PAGE TEXT:
Q. I am the CEO of a 500-strong company that used to earn an eight-figure income five years ago. At the time I and my partners founded the company, we were entering a market that you could call a “blue ocean.” There were only two other players then. With good funding and a lot of smarts, we quickly became the company of choice for our market on the second year of our operations. Today, however, the scenario is different. Our revenues have dipped considerably and our expenses have overtaken our sales. I think between our phenomenal success then and our dismal performance now, we must have made a lot of bad choices, recruiting “bad eggs” is one of them. How can I turn this around?
A. Well, as an HR person, I would hesitate to give you advice on how to run your company. However, what I can offer is an organizational diagnostic framework that you can use to analyze why your company is on a downturn. There are many organizational diagnostic models which have been developed by OD researchers and practitioners over the decades. However, I recommend a framework that, while developed way back in 1976, is popular with Organization Development practitioners because it is easy to use.
I am referring to Marvin Weisbord’s Six-Box Model. The model focuses on six areas or “boxes.” These are:
1) Purposes which refer to the organization’s mission and goals.
2) Structure which is the way in which the organization is organized.
3) Relationships which refer to the ways in which people and units interact.
4) Rewards which are the intrinsic and extrinsic rewards people associate with their work.
6) Helping mechanisms which are the planning, controlling, budgeting, and information systems that serve to meet organizational goals. A survey form can be developed to extract the current state of your affairs in each of these areas.
Then, the survey can be administered to all your employees or to a representative sample. From the results of the diagnostic survey, you can then focus on the specific area which may the “culprit” in your company’s decline.
As for your “bad eggs,” all I can say is (without sounding insensitive to the “eggs”) is that you should just let them go before the rest of your organization also turns “bad.”

EXTRACTED RECORDS:
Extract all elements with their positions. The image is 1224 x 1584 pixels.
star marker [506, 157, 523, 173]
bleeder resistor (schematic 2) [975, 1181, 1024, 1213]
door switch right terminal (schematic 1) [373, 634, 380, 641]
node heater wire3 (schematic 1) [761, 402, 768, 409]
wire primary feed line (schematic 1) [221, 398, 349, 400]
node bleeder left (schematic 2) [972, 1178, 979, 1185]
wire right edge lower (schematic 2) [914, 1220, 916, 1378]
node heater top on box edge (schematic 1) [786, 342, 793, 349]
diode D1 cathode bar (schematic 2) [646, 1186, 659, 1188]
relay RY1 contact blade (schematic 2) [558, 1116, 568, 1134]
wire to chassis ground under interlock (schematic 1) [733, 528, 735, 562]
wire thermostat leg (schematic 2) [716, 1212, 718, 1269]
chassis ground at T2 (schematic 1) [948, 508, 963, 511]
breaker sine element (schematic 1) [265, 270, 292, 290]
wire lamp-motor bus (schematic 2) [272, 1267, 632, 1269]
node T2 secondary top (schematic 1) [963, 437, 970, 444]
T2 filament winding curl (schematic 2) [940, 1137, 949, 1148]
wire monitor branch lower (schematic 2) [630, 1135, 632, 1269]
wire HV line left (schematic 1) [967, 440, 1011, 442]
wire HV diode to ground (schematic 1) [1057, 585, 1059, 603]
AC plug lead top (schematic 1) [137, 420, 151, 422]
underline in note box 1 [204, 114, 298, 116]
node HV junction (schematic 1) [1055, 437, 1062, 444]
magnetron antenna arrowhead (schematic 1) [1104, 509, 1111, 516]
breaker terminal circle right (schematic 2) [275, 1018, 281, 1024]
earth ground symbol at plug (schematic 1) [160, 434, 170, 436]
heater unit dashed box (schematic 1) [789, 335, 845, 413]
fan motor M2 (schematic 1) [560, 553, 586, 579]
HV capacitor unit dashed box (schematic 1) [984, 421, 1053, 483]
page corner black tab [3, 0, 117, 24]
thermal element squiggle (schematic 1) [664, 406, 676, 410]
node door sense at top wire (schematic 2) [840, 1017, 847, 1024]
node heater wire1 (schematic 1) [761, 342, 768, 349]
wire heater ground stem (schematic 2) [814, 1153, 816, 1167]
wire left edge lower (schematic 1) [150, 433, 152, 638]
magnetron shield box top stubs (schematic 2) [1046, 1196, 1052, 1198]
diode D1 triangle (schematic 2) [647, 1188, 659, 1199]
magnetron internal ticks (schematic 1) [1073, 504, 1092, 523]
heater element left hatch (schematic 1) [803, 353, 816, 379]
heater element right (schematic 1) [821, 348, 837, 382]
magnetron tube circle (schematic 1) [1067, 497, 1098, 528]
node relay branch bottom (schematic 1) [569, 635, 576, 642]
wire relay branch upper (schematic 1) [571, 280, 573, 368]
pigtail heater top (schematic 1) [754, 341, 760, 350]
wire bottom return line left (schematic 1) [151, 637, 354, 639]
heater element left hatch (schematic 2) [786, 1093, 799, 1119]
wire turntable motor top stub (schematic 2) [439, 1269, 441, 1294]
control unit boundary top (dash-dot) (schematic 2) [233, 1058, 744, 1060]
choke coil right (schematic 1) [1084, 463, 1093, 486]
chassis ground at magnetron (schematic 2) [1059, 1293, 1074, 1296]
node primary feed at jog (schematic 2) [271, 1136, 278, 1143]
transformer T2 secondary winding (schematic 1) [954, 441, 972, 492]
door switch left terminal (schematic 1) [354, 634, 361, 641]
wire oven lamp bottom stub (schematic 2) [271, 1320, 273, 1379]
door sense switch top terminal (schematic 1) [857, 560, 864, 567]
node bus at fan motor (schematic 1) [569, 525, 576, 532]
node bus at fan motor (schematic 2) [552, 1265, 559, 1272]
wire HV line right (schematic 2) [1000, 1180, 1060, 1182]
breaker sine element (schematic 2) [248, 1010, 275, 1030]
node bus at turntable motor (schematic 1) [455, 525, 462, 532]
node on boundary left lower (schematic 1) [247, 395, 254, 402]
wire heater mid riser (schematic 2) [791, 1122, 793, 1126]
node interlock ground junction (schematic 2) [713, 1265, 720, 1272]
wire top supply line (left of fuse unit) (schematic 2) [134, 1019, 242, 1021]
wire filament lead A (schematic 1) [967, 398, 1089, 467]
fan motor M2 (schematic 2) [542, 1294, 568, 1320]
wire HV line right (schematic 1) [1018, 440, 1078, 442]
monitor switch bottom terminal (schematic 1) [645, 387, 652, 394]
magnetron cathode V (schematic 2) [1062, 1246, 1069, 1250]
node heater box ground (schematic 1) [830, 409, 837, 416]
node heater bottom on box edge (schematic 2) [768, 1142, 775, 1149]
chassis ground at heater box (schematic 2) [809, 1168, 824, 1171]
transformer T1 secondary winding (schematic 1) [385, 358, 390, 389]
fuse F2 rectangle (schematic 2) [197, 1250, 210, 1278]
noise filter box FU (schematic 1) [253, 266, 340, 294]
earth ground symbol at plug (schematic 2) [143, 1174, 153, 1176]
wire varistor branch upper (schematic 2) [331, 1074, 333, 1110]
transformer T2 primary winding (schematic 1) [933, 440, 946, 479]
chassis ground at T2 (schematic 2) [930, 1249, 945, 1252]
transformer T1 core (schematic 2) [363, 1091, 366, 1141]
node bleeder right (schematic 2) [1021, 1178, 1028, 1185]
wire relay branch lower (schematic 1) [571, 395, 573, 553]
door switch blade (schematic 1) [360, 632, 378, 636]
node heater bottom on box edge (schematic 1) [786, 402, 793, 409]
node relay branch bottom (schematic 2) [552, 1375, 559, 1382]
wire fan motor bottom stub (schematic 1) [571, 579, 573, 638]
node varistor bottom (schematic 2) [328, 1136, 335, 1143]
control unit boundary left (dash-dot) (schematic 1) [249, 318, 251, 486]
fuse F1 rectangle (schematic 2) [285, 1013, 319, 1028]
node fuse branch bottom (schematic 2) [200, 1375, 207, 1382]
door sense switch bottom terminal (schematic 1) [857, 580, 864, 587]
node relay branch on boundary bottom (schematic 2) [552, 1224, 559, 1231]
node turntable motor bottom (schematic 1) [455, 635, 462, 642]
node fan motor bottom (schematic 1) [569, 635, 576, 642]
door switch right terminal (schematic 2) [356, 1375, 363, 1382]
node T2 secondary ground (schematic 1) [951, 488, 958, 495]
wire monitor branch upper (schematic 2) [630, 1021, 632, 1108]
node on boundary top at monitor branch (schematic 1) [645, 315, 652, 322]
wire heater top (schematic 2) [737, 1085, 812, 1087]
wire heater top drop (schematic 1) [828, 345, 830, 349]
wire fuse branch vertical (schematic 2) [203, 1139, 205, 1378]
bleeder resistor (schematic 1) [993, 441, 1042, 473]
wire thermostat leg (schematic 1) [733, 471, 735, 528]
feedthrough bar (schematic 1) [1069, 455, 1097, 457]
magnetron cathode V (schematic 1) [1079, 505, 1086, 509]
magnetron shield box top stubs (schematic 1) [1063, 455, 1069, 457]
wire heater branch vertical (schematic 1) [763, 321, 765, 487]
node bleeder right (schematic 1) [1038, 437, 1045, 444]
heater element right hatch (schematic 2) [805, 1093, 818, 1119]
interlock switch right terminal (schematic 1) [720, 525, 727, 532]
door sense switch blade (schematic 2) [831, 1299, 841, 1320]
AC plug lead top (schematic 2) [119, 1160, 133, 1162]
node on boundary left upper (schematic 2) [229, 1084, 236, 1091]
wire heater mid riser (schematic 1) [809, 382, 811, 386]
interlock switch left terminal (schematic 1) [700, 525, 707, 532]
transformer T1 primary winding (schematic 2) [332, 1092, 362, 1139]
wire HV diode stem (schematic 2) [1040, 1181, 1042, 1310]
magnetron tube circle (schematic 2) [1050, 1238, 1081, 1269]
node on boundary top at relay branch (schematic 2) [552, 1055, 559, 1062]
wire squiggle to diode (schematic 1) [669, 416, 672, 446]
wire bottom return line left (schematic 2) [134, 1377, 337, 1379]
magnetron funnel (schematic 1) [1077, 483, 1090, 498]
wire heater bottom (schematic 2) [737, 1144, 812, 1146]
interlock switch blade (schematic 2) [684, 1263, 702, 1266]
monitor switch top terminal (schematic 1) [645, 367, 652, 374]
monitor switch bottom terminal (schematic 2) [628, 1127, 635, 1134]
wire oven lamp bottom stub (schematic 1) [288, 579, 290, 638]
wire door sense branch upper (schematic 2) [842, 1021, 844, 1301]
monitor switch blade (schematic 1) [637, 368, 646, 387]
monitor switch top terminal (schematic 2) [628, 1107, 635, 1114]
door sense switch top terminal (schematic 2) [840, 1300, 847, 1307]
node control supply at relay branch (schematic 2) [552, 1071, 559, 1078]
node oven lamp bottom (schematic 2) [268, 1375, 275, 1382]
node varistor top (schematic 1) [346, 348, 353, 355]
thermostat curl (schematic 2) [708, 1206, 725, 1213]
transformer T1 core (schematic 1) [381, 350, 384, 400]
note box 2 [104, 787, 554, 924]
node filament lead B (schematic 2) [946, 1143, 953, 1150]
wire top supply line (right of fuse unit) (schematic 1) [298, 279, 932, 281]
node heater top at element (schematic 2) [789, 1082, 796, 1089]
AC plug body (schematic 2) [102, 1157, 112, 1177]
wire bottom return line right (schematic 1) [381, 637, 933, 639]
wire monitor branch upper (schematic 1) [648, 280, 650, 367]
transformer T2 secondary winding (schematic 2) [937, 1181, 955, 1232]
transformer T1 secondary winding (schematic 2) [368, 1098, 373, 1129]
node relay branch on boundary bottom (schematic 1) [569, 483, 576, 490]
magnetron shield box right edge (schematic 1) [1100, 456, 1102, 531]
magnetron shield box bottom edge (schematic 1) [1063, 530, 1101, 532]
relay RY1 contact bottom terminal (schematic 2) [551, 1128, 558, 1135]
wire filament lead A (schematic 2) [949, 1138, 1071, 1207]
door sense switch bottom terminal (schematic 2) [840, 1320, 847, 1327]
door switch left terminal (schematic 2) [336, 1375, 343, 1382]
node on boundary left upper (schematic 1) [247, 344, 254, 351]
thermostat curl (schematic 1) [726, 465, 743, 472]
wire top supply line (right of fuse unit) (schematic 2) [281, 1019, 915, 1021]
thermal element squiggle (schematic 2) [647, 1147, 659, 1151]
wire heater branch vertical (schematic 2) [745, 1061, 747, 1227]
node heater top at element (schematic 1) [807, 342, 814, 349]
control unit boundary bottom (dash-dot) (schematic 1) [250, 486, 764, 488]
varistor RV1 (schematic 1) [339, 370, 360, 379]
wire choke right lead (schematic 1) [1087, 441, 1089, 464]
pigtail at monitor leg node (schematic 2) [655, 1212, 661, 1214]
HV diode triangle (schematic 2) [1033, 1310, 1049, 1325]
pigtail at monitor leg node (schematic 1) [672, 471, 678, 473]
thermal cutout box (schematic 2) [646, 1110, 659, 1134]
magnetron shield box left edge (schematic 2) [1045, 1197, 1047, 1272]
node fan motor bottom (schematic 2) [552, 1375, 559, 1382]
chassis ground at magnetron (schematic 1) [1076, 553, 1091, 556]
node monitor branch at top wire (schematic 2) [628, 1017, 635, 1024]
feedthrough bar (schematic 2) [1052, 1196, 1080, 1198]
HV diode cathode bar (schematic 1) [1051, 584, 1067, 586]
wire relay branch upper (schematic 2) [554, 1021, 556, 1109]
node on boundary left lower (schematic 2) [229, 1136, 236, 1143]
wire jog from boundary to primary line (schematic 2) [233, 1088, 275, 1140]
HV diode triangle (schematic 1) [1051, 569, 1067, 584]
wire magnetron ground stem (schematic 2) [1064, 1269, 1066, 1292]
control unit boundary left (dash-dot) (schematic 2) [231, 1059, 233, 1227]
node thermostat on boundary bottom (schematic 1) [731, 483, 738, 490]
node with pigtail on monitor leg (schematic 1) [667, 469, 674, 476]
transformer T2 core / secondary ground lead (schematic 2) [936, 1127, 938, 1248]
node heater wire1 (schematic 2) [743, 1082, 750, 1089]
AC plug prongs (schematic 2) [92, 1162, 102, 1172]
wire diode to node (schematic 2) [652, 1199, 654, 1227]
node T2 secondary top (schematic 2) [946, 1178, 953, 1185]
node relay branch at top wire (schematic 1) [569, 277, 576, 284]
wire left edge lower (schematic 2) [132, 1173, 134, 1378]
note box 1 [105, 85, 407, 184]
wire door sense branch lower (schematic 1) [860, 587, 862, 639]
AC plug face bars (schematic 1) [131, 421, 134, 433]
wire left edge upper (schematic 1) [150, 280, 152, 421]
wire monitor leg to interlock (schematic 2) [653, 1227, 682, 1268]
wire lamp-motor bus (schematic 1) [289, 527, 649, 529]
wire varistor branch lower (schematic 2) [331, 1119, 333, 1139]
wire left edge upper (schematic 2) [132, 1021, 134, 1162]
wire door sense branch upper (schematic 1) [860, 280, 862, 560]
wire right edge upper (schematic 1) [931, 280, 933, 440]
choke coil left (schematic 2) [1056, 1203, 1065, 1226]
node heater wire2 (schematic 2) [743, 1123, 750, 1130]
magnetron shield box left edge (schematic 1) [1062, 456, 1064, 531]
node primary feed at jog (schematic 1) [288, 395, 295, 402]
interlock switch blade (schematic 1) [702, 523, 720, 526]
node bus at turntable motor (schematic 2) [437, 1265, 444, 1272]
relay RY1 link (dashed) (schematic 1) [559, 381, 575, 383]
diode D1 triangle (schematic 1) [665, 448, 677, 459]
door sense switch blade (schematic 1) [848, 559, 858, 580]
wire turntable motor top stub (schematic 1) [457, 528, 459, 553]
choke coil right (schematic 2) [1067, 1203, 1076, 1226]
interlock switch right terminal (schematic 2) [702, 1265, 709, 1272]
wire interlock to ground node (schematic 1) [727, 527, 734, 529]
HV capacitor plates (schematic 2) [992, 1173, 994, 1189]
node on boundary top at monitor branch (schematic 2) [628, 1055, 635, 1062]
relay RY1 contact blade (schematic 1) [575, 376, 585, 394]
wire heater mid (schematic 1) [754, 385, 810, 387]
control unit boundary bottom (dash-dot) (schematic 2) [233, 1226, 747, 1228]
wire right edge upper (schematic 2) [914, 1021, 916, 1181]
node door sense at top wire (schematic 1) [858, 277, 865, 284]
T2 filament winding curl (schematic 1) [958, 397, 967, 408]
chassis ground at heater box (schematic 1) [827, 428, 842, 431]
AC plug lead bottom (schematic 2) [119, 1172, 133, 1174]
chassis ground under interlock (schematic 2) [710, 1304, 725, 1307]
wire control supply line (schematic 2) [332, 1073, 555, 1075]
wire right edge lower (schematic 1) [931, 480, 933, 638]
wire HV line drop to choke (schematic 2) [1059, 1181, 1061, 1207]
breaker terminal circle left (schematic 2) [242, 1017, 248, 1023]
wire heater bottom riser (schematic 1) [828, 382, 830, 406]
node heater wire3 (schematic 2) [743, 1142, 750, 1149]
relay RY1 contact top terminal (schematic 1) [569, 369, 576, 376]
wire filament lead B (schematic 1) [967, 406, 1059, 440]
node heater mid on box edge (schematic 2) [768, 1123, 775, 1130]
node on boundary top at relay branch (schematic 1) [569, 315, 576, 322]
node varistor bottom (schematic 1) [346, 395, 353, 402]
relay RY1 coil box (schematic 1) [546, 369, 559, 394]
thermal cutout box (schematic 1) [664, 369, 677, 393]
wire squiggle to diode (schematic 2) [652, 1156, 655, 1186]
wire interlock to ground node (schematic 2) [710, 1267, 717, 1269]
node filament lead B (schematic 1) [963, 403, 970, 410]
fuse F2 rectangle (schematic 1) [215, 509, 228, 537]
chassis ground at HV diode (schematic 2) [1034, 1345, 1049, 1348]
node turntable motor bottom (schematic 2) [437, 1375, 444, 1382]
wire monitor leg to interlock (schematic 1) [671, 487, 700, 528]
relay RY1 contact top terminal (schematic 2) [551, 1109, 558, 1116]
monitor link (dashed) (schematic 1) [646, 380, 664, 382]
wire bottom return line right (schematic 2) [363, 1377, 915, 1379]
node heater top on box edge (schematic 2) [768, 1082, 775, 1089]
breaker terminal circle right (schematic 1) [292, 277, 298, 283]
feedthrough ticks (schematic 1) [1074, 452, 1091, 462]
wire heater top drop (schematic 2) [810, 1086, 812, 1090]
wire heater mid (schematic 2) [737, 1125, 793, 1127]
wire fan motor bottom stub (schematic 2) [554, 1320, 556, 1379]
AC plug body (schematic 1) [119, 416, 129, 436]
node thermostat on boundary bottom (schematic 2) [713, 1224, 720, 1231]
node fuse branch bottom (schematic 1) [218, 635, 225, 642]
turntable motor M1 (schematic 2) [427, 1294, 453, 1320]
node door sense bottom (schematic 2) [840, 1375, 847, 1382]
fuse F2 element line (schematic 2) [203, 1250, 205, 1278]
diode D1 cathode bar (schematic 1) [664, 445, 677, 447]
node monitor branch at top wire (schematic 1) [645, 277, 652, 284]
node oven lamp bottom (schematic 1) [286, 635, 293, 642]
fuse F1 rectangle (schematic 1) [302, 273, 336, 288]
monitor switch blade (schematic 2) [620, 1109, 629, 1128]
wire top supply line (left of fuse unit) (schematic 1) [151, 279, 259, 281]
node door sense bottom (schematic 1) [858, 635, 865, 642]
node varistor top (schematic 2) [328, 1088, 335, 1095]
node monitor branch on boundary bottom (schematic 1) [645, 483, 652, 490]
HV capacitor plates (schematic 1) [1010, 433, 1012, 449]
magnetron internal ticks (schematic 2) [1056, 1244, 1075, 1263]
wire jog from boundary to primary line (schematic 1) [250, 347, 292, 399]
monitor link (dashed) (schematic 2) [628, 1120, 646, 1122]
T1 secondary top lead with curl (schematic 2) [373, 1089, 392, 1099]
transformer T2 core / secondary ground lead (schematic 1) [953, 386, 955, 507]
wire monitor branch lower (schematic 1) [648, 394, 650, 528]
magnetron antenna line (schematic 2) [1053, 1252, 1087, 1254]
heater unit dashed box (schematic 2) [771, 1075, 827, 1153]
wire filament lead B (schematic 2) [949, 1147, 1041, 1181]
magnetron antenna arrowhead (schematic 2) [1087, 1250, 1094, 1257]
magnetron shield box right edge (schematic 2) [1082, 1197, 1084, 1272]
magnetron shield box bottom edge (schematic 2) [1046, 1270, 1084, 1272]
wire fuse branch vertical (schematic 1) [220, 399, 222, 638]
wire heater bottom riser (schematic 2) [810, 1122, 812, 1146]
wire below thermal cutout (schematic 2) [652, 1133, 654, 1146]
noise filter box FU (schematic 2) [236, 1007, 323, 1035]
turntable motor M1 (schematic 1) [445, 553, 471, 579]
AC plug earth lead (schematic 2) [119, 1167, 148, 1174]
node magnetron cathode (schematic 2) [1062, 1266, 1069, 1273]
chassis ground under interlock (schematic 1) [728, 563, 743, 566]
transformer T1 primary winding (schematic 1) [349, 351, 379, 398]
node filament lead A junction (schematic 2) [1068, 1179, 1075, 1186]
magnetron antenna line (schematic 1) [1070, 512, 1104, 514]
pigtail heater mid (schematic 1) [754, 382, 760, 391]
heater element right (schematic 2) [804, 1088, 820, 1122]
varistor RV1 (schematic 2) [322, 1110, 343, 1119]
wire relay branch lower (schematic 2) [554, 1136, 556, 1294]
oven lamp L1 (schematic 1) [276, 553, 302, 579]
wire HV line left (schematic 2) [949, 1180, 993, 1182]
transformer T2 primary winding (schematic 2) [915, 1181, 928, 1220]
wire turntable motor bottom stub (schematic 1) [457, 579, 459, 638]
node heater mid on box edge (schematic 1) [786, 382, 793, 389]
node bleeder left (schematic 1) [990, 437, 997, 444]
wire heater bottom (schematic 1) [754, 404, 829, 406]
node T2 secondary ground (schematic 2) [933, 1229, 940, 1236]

TASKS:
- A) How would you render this sentence from the HR column in Spanish: "I am referring to Marvin Weisbord’s Six-Box Model."
- B) Could you resume the HR column, picking up right after its final sentence?

ANSWERS BY ITEM:
- A) Me refiero al Modelo de Seis Cajas de Marvin Weisbord.

- B)
Q. I am a recovering workaholic. Just last year, I underwent a major operation that put a stop to my hectic schedule as a freelance consultant. Yes, I used to be a workaholic and often would spend 20 hours a day 7 days a week whether at the office or home working. What aggravates the matter is that I am a control freak and cannot seem to delegate routine tasks to someone else, a hired “help” for instance. I also crave for the tension and attention of being someone of use to an organization. What can I do to prevent a relapse?
A. Let me very brutal—you are a slave to your work and loving it! Considering that you have just undergone—and survived—a major operation, your desire to get back to your freaky work life is nothing short of suicide. You are probably the exception to the saying that “No one ever laid on their deathbed and wished they had spent more time at work.”
I have a friend who had recently undergone heart surgery. He was a workaholic of the highest caliber. If you had known him prior to surgery, he probably would have been your “idol.” But now, when the urge to work strikes him—and by force of habit, this happens everyday—he stops and reminds himself that he has new set of priorities and that is his health, his happiness and his home.
What can you do to prevent a relapse? When you find yourself going over the edge, just simply remember that you can only live your life once, so live it well and live it fully.